▶ [QUOTED TEXT]:
US ATLAS Computing Integration and Operations

Name: US ATLAS Computing Integration and Operations
Start: 2018-11-21T13:00:00-05:00
End: 2018-11-21T15:00:00-05:00
Location: No location set

Wednesday 21 Nov 2018, 13:00 → 15:00 US/Eastern

Description

Notes and other material available in the US ATLAS Integration Program Twiki

- 13:00 → 13:05
  
  Top of the Meeting 5m
  
  Speakers: Eric Christian Lancon (BNL), Robert William Gardner Jr (University of Chicago (US))
  
  Please be sure to register for the Facilities meeting at Argonne:
  
  https://indico.cern.ch/event/766802/
- 13:10 → 13:15
  ADC news and issues 5m
  
  Speaker: Xin Zhao (Brookhaven National Laboratory (US))
  migration to harvester/UCORE
  
  analy vs prod PQs with different voms proxy role ?
  
  review of the policy of "extra replica of DAOD to US T2s"
  
  some info collected so far : ~20% of DAODs on US T2s are never accessed.
- 13:20 → 13:25
  
  Production 5m
  
  Speaker: Mark Sosebee (University of Texas at Arlington (US))
  
  cloud-summary-11_14_18.pdf
  
  cloud-summary-11_21_18.pdf
- 13:25 → 13:35
  
  OSG-LHC 10m
  
  Speakers: Brian Lin (University of Wisconsin), Matyas Selmeci
- 13:35 → 13:40
  
  Data Management 5m
  
  Speaker: Armen Vartapetian (University of Texas at Arlington (US))

▶ [Element and region data]:
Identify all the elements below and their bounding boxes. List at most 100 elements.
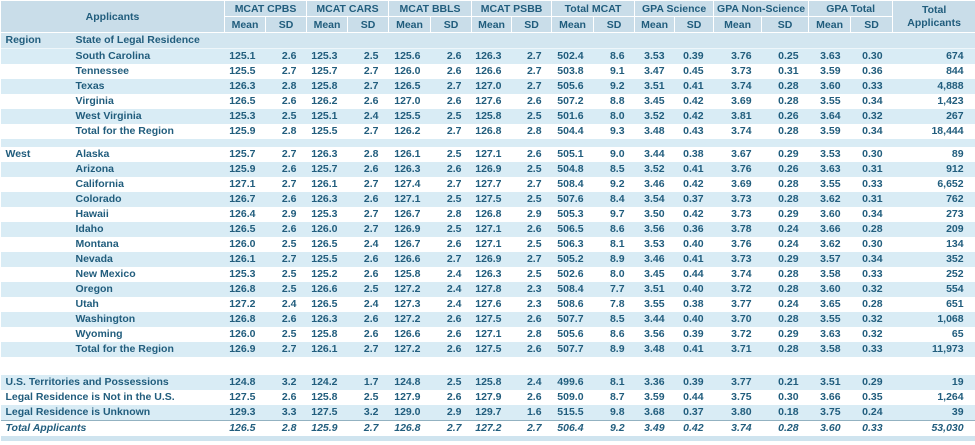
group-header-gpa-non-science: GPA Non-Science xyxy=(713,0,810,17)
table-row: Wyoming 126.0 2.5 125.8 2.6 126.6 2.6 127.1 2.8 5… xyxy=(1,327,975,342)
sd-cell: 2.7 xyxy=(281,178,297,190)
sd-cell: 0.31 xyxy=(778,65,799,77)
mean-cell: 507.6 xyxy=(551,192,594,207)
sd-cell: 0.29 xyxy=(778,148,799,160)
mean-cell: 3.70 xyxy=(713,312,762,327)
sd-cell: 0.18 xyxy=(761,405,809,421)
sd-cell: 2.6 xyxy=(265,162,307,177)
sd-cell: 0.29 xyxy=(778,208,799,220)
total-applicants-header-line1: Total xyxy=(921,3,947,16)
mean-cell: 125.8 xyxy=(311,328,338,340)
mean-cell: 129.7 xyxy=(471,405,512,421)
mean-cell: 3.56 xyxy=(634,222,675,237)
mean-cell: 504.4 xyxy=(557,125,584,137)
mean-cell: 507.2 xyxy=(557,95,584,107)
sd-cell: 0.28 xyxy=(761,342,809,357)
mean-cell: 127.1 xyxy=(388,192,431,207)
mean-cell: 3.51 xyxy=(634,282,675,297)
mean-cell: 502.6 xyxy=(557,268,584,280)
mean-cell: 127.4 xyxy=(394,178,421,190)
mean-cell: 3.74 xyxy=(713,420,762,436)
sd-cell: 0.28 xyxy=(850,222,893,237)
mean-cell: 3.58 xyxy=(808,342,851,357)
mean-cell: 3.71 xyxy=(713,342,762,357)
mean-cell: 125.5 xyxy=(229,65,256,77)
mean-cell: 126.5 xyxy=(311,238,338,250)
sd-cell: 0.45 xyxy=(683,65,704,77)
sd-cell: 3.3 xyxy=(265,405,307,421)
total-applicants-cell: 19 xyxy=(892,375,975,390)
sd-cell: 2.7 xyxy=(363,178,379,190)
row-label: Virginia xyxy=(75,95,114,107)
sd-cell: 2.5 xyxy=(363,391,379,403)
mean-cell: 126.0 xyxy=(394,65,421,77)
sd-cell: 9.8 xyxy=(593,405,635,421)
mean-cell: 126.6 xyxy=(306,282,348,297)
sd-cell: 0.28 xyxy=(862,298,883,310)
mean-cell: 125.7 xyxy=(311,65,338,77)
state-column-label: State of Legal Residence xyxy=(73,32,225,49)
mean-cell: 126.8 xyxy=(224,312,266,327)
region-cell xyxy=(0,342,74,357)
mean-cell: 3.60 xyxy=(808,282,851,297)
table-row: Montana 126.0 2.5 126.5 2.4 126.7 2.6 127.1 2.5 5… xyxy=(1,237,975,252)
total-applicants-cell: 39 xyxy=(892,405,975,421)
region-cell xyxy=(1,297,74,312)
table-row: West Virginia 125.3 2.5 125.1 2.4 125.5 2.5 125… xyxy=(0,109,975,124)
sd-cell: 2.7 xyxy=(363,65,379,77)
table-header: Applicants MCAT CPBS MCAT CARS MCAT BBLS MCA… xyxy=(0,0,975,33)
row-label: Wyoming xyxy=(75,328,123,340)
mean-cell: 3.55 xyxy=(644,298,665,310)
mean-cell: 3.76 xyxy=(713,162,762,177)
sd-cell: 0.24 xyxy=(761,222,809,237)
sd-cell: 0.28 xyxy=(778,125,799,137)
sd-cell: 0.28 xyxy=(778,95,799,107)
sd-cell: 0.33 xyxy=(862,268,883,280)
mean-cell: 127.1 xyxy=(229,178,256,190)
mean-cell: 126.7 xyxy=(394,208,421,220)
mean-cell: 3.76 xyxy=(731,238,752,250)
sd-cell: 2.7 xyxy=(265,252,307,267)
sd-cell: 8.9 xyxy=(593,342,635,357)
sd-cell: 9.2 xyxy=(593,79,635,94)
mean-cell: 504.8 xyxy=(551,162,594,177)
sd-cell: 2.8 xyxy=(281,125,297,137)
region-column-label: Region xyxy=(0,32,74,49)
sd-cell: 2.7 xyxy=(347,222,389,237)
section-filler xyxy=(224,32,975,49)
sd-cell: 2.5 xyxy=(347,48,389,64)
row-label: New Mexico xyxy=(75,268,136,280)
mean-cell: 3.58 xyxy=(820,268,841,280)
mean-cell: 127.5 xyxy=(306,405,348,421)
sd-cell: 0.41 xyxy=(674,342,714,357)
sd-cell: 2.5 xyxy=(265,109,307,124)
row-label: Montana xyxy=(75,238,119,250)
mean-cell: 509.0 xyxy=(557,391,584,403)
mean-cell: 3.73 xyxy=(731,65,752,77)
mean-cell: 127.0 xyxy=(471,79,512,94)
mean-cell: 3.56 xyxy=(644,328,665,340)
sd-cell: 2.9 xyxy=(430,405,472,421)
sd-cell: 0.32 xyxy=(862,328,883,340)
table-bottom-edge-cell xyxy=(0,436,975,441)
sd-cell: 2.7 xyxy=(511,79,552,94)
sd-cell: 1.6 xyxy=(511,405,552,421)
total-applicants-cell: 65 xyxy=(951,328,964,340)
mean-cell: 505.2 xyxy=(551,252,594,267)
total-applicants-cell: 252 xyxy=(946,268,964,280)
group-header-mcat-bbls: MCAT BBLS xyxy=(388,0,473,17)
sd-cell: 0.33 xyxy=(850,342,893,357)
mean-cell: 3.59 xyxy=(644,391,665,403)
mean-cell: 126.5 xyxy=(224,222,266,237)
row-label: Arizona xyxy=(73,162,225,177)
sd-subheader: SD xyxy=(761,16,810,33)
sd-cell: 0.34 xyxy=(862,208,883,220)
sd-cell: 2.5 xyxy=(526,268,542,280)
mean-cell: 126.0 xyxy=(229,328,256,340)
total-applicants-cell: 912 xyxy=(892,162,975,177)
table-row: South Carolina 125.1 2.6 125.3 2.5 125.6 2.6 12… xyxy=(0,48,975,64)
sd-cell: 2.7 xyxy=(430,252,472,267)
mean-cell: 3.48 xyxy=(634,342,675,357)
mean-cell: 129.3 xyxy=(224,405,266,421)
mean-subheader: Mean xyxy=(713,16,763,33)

--

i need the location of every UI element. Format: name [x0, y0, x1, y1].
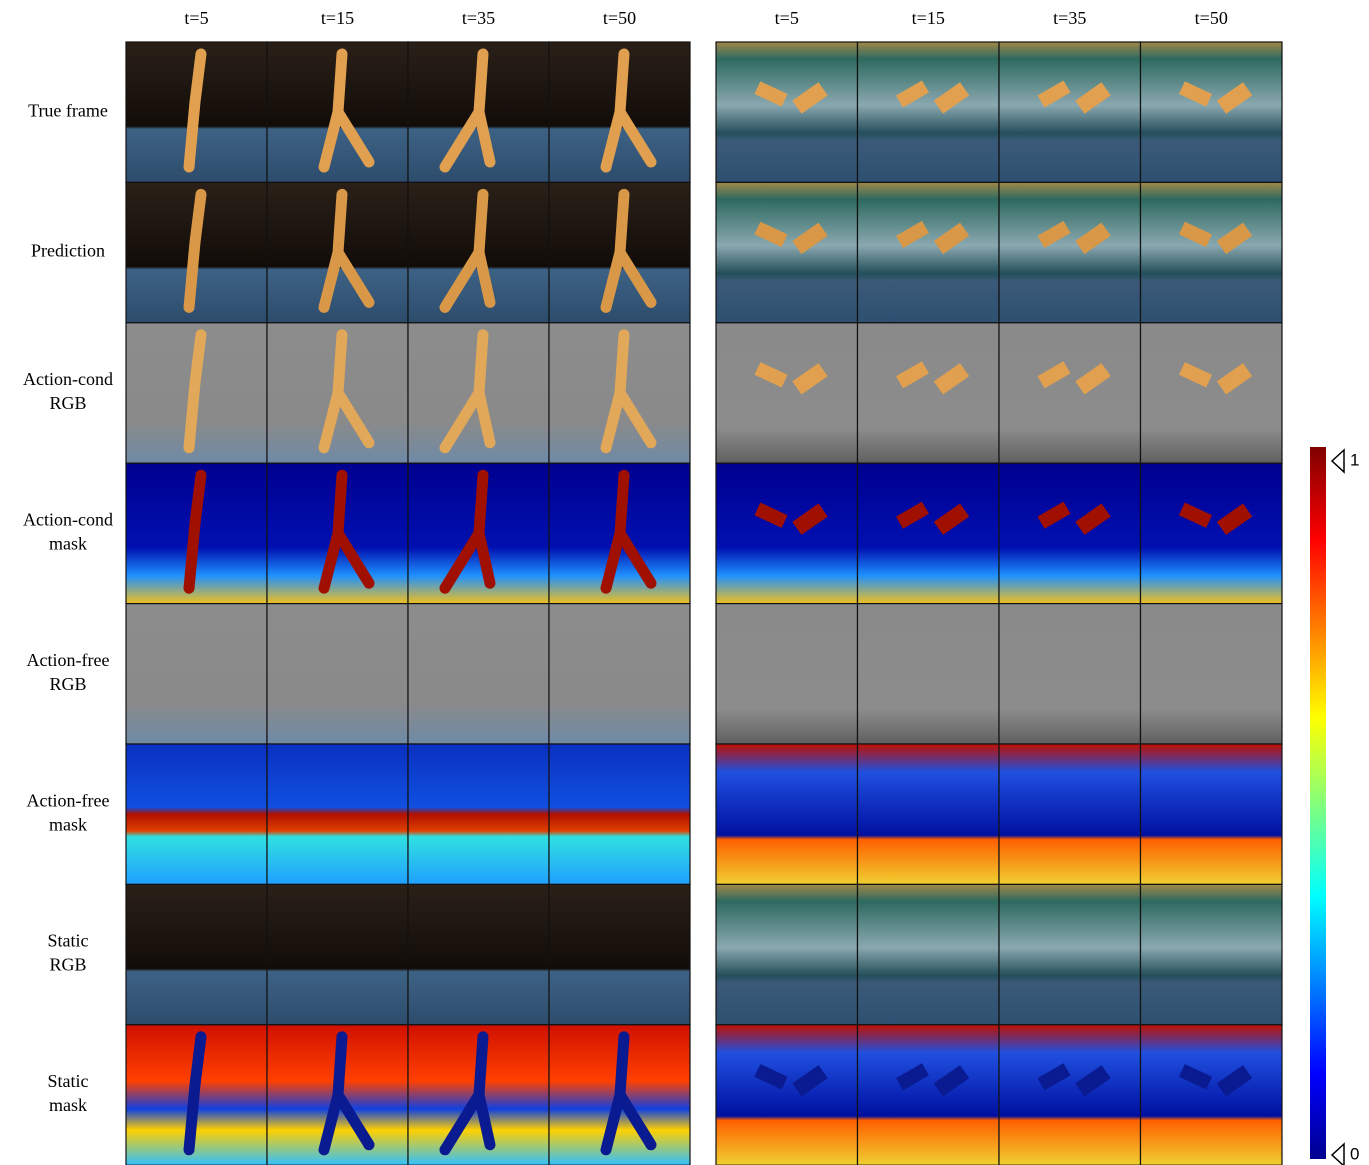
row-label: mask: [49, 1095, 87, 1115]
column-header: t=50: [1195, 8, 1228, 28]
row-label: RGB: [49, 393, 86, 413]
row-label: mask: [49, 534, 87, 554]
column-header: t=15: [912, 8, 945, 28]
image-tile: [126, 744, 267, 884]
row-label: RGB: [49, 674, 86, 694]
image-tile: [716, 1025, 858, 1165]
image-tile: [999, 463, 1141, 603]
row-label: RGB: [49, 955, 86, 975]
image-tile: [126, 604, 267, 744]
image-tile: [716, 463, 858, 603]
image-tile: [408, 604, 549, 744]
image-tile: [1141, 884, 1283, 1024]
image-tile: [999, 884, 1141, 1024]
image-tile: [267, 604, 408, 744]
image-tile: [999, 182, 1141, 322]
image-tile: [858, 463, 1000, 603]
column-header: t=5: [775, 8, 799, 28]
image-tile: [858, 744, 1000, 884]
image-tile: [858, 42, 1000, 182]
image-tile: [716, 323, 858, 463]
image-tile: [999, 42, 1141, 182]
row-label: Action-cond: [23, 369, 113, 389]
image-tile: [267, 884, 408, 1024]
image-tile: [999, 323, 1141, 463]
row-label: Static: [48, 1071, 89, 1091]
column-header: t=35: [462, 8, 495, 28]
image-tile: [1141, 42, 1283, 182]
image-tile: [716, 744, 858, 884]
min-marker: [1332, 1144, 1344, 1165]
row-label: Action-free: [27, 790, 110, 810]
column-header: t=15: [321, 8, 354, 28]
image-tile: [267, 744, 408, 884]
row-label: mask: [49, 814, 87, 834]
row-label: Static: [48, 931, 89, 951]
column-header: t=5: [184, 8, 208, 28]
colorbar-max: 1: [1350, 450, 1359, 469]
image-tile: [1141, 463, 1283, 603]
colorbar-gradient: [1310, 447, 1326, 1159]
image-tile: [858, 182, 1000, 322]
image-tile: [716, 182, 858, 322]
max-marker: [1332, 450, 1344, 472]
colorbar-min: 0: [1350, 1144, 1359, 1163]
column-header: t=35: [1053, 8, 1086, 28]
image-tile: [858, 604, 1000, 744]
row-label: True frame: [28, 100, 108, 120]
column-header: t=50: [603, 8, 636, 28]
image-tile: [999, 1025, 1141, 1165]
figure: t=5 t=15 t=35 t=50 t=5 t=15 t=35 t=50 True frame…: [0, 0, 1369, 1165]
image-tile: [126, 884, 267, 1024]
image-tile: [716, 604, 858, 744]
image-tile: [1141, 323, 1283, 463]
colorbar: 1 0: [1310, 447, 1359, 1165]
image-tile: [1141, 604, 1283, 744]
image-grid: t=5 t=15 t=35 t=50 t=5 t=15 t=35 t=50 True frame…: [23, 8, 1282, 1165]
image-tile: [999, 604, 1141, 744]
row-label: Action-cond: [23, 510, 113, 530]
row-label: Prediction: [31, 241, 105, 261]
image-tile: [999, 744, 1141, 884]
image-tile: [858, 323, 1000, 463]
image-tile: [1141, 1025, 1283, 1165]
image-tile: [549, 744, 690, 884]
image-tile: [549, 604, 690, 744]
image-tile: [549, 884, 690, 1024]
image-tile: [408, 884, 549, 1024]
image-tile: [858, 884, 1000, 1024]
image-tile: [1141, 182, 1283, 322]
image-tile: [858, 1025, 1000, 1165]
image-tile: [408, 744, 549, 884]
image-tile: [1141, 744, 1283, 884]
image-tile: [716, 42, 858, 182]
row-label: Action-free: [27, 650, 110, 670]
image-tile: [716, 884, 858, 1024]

▶ [PROBLEM SET]:
1. In the meeting agenda, what fraction of DAODs on US T2s had been found never to be accessed?
2. Please carry on the meeting agenda from the point where it stops, adding the next items.
The listing has no connection to the meeting agenda.

▶ [ANSWER SET]:
1. About 20% of them.

2.
  Dark data cleanup at BNL followed up in the DDMops jira: https://its.cern.ch/jira/browse/ATLDDMOPS-5465 . After the cleanup still significant leftover remains (300-400TB for DATADISK and about 100TB for SCRATCHDISK), which could be a reporting issue or not reported usage. Need to be checked on the storage side.
  
  Independently of the previous point, BNL storage reporting is stuck since Nov.15 - showing absolute no change in storage numbers since then for any token. This may result in filling the storage. Mentioned this also in that ticket, with BNL guys in CC.
  
  The storage reporting consistency issue at MWT2_UC_SCRATCHDISK, with storage numbers below the rucio ones. Looks like this happened after ~600K (~90TB) deletion on Nov.8-9 with subsequent transfers filling that freed space.
  
  SLACXRD_LOCALGROUPDISK space reporting value dropped a couple of days ago, probably just reporting issue.
- 13:45 → 13:50
  Networking 5m
  
  Speaker: Dr Shawn McKee (University of Michigan ATLAS Group)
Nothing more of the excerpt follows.